Data for the task:
** Begin **
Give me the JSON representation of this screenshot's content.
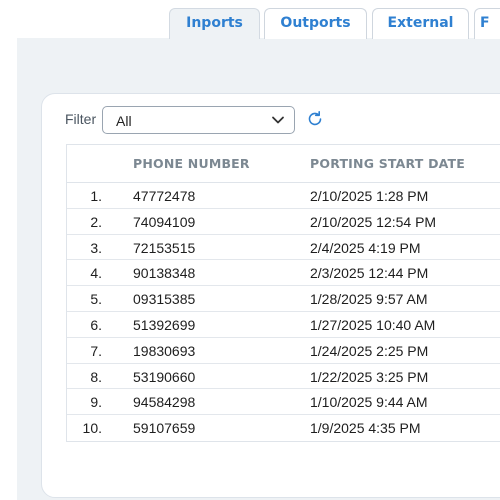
{
  "tabs": [
    {
      "label": "Inports",
      "active": true
    },
    {
      "label": "Outports",
      "active": false
    },
    {
      "label": "External",
      "active": false
    },
    {
      "label": "F",
      "active": false
    }
  ],
  "filter": {
    "label": "Filter",
    "selected": "All"
  },
  "colors": {
    "accent": "#2f80d1",
    "panel_bg": "#eef2f5"
  },
  "table": {
    "columns": [
      "",
      "PHONE NUMBER",
      "PORTING START DATE"
    ],
    "rows": [
      {
        "index": "1.",
        "phone": "47772478",
        "date": "2/10/2025 1:28 PM"
      },
      {
        "index": "2.",
        "phone": "74094109",
        "date": "2/10/2025 12:54 PM"
      },
      {
        "index": "3.",
        "phone": "72153515",
        "date": "2/4/2025 4:19 PM"
      },
      {
        "index": "4.",
        "phone": "90138348",
        "date": "2/3/2025 12:44 PM"
      },
      {
        "index": "5.",
        "phone": "09315385",
        "date": "1/28/2025 9:57 AM"
      },
      {
        "index": "6.",
        "phone": "51392699",
        "date": "1/27/2025 10:40 AM"
      },
      {
        "index": "7.",
        "phone": "19830693",
        "date": "1/24/2025 2:25 PM"
      },
      {
        "index": "8.",
        "phone": "53190660",
        "date": "1/22/2025 3:25 PM"
      },
      {
        "index": "9.",
        "phone": "94584298",
        "date": "1/10/2025 9:44 AM"
      },
      {
        "index": "10.",
        "phone": "59107659",
        "date": "1/9/2025 4:35 PM"
      }
    ]
  }
}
** End **
Task details: Give the number of lines in the entries that include the string "index", and nothing more.

Expected answer: 10